**Work to do:**
1 > According to the localICE package documentation, which machine learning packages are supported automatically?
2 > In the localICE package documentation, turn the help index paragraph beginning "Local Individual Conditional Expectation (localICE) is a local explanation approach" into a short bulleted list that keeps its main facts.
3 > Extend the localICE package documentation, starting after its final sentence.

**Article:**
--- Start ---

Package 'localICE'

Title: Local Individual Conditional Expectation
Description: Local Individual Conditional Expectation ('localICE') is a local explanation approach from the field of eXplainable Artificial Intelligence (XAI). localICE is a model-agnostic XAI approach which provides three-dimensional local explanations for particular data instances. The approach is proposed in the master thesis of Martin Walter as an extension to ICE (see Reference). The three dimensions are the two features at the horizontal and vertical axes as well as the target represented by different colors. The approach is applicable for classification and regression problems to explain interactions of two features towards the target. For classification models, the number of classes can be more than two and each class is added as a different color to the plot. The given instance is added to the plot as two dotted lines according to the feature values. The localICE-package can explain features of type factor and numeric of any machine learning model. Automatically supported machine learning packages are 'mlr', 'randomForest', 'caret' or all other with an S3 predict function. For further model types from other libraries, a predict function has to be provided as an argument in order to get access to the model. Reference to the ICE approach: Alex Goldstein, Adam Kapelner, Justin Bleich, Emil Pitkin (2013) <arXiv:1309.6392>.
Authors: Martin Walter [aut, cre]
Maintainer: Martin Walter <[email protected]>
License: BSD_3_clause + file LICENSE
Version: 0.1.1
Built: 2024-11-02 06:14:05 UTC
Source: https://github.com/viadee/localice

Help Index


Local Individual Conditional Expectation (localICE)

Description

Local Individual Conditional Expectation (localICE) is a local explanation approach from the field of eXplainable Artificial Intelligence (XAI). It is proposed in the master thesis of the author of this package as an extension to ICE and is a three-dimensional local explanation for particular data instances. The three dimensions are the two features at the horizontal and vertical axes as well as the target represented by different colors. The approach is applicable for classification and regression problems to explain interactions of two features towards the target. The plot for discrete targets looks similar to plots of cluster algorithms like k-means, where different clusters represent different predictions. The given instance is added to the plot as two dotted lines according to the feature values. The localICE-package can explain features of type factor and numeric.

--- End ---

**Provided data:**
--- Start ---

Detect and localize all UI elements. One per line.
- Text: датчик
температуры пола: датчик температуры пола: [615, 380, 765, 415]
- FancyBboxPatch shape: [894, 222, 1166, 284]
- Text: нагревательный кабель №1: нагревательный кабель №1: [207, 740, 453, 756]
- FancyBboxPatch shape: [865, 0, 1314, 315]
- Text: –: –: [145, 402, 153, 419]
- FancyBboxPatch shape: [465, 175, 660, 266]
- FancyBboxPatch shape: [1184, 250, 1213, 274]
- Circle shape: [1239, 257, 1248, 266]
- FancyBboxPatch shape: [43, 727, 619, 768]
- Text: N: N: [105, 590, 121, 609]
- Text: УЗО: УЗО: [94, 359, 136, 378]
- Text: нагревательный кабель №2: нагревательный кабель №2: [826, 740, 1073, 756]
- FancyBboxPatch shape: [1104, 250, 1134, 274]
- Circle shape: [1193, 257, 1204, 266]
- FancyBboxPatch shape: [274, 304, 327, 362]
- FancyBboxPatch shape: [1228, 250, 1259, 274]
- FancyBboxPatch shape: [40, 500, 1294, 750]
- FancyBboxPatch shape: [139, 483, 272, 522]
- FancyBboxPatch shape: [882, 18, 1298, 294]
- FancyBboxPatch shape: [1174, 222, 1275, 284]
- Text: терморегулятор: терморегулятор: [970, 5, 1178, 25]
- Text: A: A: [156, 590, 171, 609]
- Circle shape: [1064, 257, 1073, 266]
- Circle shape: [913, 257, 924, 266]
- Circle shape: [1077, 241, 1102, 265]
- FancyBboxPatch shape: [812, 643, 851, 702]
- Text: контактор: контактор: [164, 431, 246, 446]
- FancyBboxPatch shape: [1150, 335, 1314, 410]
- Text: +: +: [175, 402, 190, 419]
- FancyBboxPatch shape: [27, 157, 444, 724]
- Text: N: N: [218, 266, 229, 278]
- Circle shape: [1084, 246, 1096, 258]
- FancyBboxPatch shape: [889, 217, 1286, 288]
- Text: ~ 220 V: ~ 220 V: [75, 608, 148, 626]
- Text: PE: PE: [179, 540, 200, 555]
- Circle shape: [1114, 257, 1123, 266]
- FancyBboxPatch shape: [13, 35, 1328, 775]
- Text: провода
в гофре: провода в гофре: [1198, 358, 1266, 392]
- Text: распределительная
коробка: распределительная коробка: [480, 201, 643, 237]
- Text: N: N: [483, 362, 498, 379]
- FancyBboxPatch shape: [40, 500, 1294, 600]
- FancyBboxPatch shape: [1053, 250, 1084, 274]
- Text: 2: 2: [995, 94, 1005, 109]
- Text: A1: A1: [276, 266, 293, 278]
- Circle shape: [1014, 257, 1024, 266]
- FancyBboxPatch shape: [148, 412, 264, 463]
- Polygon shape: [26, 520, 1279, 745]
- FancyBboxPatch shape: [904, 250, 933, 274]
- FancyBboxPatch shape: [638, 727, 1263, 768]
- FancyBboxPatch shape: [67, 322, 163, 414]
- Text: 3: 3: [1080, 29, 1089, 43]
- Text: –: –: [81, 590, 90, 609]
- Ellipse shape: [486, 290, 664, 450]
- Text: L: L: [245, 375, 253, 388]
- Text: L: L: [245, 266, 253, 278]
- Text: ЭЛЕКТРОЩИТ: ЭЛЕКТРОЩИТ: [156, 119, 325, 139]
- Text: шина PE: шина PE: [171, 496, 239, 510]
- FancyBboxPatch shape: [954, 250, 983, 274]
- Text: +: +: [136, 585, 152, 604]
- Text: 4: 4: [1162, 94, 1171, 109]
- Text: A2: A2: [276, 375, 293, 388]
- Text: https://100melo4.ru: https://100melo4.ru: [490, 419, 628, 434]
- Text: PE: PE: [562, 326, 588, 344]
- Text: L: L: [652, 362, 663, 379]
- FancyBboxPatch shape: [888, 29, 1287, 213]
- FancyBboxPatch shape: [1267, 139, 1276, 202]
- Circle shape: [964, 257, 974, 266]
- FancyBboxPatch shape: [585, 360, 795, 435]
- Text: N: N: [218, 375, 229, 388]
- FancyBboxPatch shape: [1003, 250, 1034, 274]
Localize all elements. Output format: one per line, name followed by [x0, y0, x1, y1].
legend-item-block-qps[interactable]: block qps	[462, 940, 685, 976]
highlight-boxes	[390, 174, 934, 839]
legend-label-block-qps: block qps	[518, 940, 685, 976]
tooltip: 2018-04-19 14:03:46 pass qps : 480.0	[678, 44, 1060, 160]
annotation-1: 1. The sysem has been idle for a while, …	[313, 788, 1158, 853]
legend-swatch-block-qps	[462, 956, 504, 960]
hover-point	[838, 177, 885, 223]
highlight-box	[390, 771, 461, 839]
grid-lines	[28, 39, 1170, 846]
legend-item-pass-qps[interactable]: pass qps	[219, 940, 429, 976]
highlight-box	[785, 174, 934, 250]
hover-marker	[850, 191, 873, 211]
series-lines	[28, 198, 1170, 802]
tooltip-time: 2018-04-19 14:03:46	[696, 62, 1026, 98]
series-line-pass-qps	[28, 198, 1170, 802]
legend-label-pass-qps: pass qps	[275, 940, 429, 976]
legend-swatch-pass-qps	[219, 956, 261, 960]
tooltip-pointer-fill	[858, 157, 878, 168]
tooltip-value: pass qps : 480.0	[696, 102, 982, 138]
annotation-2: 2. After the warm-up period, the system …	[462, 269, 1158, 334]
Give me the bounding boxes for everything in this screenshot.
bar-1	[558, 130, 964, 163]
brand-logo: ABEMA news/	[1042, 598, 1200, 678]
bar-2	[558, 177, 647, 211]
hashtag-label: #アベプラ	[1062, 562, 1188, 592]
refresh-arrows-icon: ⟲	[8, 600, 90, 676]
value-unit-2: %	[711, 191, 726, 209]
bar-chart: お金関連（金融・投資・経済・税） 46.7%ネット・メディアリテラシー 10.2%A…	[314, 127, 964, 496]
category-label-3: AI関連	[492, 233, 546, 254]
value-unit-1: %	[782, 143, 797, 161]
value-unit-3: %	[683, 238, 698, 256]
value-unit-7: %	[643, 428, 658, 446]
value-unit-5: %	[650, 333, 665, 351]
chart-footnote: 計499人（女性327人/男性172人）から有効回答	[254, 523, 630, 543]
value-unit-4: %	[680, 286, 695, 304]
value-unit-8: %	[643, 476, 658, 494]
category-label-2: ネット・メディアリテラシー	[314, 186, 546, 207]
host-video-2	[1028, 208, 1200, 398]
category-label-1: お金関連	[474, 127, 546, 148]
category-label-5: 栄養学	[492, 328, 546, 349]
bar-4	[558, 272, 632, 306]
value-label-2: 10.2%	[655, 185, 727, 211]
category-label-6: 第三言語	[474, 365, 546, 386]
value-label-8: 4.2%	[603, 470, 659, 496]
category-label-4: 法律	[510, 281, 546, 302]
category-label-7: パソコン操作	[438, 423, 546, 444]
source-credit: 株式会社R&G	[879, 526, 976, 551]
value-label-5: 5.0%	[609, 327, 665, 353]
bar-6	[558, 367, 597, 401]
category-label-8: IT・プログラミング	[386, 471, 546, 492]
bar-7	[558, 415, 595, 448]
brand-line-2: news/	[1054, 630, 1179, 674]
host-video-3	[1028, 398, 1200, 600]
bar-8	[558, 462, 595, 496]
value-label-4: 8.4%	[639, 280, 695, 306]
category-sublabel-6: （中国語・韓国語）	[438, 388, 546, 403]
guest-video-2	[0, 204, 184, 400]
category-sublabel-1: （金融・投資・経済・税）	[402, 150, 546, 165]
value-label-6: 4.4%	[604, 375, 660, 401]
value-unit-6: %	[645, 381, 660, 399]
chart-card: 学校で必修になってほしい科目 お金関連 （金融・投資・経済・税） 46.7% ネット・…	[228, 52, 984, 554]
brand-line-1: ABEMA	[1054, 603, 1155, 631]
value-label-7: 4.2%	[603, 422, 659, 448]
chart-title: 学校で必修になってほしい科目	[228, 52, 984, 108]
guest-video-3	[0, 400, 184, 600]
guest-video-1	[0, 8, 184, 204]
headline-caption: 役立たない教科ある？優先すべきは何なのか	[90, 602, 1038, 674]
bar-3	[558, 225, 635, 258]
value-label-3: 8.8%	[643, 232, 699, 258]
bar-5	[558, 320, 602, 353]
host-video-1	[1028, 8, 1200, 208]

--- End ---

**The answers:**
1 > 'mlr', 'randomForest', 'caret', and any other package with an S3 predict function.

2 >
- localICE is a local explanation approach from the field of eXplainable Artificial Intelligence (XAI).
- It was proposed in the package author's master thesis as an extension to ICE and gives three-dimensional local explanations for particular data instances.
- The three dimensions are two features on the horizontal and vertical axes and the target, which is shown by different colors.
- It works for classification and regression problems and explains how two features interact toward the target.
- For discrete targets, the plot looks like the plots of cluster algorithms such as k-means, where different clusters represent different predictions.
- The given instance appears as two dotted lines at its feature values.
- It can explain features of type factor and numeric.

3 >
Usage

localICE(
  instance,
  data,
  feature_1,
  feature_2,
  target,
  model,
  predict.fun = NULL,
  regression = TRUE,
  step_1 = 1,
  step_2 = 1
  )

Arguments

instance

instance is a row of data that has to be explained by means of localICE.

data

a data frame containing all predictors and a representative distribution of data instances (rows). The data set can be the test data from model creation and does not have to contain predictions or true labels. The data set is needed to get the data distribution of feature_1 and feature_2 that should be explained for the given instance. The data distribution is then used to perturb the values of the two given features.

feature_1

a feature of interest as character

feature_2

an other feature of interest as character

target

the name of the target as character. It is required to name the legend of the plot.

model

a machine learning model as object.

predict.fun

a prediction function if model is not of type randomForest, mlr or caret. An exemplary function for the machine learning library h2o is shown below in the "Examples" section

regression

if the model is not a regression problem but a classification problem, then set regression = FALSE.

step_1

set how accurate the explanation according to feature_1 should be. Step is only required if feature_1 is numeric. The greater the step, the faster the computation and the less accurate the explanation for feature_1. The step has to be smaller than max(data[,feature_1]) - min(data[,feature_1]) and greater than 0. For integer features, the step should also be an integer to avoid biased model predictions.

step_2

same as step_1 but for feature_2

Details

The computation time of localICE is strongly dependent to the distribution of feature_1, feature_2 and the steps step_1 and step_2 for numerical features.

Value

The function localICE returns a ggplot2 object that can be modified with further ggplot2 functions.

References

Goldstein, Alex; Kapelner, Adam; Bleich, Justin; Pitkin, Emil (2013): "Peeking Inside the Black Box: Visualizing Statistical Learning With Plots of Individual Conditional Expectation". In: Journal of Computational and Graphical Statistics 24.1 (2013), pp. 44-65. doi: 10.1080/10618600.2014.907095. url: https://doi.org/10.1080/10618600.2014.907095

Examples

# Regression example:
if(require("randomForest")){
  rf = randomForest(Sepal.Length ~., data = iris, ntree = 20)

  explanation = localICE(
    instance = iris[1, ],
    data = iris,
    feature_1 = "Species",
    feature_2 = "Sepal.Width",
    target = "Sepal.Length",
    model = rf,
    regression = TRUE,
    step_2 = 0.1
  )
  plot(explanation)
}

# Classification example:
if(require("randomForest") && require("mlbench")){
  data("PimaIndiansDiabetes")
  rf = randomForest(diabetes ~., data = PimaIndiansDiabetes, ntree = 20)

  explanation = localICE(
    instance = PimaIndiansDiabetes[8, ],
    data = PimaIndiansDiabetes,
    feature_1 = "age",
    feature_2 = "glucose",
    target = "diabetes",
    model = rf,
    regression = FALSE,
    step_1 = 5,
    step_2 = 5
  )
  plot(explanation)
}
# An example of how to use predict.fun to use any machine learning library,
# in this case the library h2o (please see GitHub for the complete h2o example):
predict.fun = function(model, newdata){
  prediction = h2o.predict(model, as.h2o(newdata))
  prediction = as.data.frame(prediction)
  prediction = prediction$prediction
  return(prediction)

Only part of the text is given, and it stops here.